### [Objective]
Read through the data and report every line in which the word "JSON" occurs.

Excerpt from a dataset:
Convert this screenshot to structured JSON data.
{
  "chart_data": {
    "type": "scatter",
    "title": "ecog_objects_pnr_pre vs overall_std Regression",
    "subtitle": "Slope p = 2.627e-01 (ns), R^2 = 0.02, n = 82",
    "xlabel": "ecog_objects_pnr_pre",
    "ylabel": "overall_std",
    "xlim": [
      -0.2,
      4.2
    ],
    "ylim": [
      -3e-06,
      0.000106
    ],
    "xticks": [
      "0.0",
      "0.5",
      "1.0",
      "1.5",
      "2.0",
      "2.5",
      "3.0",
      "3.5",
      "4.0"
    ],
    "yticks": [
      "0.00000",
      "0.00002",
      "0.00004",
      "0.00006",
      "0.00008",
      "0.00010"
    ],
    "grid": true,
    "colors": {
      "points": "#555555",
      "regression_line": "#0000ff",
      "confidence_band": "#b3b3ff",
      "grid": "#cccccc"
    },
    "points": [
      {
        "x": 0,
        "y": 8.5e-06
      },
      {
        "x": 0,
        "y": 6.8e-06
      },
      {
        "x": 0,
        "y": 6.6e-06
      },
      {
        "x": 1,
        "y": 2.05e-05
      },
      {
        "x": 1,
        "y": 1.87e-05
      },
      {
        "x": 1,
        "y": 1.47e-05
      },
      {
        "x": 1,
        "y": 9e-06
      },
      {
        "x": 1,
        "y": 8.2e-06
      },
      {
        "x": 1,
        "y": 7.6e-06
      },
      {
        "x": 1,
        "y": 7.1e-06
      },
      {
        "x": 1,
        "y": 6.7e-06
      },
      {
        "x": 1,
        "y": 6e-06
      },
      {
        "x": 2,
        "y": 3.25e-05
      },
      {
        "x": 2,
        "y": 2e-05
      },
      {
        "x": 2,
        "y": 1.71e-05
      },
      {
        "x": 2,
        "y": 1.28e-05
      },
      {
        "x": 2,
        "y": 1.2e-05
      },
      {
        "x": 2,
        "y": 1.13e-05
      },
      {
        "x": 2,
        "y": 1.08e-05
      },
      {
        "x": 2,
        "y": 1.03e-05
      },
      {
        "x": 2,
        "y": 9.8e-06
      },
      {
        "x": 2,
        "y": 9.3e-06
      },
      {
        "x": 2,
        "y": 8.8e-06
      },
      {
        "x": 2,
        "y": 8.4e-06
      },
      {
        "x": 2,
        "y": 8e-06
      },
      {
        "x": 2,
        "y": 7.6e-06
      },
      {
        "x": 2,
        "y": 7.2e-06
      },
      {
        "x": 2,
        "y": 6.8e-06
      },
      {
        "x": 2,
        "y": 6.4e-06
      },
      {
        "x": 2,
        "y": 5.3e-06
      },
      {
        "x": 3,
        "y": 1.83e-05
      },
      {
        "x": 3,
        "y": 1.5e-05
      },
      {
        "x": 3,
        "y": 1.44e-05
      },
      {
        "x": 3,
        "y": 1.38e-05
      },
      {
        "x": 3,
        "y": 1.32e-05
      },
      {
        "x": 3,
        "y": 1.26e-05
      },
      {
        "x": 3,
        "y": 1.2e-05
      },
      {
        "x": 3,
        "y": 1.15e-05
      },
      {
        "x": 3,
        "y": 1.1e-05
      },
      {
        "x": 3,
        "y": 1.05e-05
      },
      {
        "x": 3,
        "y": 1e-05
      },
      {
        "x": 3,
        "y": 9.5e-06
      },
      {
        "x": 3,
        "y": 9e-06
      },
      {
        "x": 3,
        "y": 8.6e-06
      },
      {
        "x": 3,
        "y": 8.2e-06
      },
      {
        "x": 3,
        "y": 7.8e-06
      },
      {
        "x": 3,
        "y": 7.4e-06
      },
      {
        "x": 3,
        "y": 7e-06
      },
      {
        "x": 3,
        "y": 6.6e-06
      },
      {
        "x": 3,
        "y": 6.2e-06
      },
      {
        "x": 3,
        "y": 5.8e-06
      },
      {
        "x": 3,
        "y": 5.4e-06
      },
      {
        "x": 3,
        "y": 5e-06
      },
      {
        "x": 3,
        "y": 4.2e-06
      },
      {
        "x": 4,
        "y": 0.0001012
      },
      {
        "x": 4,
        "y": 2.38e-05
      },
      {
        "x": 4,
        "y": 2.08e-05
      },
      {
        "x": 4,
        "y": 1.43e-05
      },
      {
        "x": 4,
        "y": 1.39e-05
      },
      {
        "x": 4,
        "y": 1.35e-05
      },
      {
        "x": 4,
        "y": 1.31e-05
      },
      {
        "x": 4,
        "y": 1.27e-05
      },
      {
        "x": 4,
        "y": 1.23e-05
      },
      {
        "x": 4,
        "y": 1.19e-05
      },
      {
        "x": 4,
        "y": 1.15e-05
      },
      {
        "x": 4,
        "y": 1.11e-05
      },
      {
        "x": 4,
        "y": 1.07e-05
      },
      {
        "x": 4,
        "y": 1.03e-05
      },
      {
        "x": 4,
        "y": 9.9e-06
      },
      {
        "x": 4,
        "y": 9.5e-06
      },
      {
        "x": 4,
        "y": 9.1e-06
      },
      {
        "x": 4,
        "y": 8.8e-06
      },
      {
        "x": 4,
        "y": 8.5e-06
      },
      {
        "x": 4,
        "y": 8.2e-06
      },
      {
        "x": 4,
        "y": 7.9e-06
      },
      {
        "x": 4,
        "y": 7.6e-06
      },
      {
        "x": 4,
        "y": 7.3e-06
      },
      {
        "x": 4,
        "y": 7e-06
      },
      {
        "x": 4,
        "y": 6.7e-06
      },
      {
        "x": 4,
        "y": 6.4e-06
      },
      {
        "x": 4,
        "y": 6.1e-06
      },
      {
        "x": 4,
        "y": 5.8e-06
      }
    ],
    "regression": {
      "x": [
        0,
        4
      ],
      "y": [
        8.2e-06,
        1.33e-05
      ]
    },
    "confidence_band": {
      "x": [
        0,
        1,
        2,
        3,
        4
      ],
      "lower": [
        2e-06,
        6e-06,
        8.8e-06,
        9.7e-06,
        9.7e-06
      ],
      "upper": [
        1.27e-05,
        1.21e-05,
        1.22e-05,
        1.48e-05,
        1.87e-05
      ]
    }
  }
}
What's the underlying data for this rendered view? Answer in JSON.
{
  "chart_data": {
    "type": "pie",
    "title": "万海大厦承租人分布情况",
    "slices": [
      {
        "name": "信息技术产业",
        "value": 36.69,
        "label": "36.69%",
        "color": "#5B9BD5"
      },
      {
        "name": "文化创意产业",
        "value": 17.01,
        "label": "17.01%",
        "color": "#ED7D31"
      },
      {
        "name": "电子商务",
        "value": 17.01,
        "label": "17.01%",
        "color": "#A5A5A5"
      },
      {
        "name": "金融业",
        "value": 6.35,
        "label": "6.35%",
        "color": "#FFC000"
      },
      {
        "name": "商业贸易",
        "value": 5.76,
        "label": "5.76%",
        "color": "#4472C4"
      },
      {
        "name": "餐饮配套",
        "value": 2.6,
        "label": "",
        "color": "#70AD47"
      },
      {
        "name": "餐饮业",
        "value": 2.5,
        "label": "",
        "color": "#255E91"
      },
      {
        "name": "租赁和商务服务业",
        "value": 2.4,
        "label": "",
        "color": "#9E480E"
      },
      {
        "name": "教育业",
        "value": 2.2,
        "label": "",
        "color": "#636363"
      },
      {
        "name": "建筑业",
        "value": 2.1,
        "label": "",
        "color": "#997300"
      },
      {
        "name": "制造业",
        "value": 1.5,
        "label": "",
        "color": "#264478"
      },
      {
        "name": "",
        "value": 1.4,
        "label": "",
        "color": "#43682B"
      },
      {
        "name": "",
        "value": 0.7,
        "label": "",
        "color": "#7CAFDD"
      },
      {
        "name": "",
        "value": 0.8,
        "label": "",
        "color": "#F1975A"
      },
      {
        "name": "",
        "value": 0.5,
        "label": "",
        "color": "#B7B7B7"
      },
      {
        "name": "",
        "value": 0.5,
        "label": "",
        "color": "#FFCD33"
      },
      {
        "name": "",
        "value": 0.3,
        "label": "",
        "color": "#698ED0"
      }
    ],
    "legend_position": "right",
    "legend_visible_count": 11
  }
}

### [Solution]
Convert this screenshot to structured JSON data.
What's the underlying data for this rendered view? Answer in JSON.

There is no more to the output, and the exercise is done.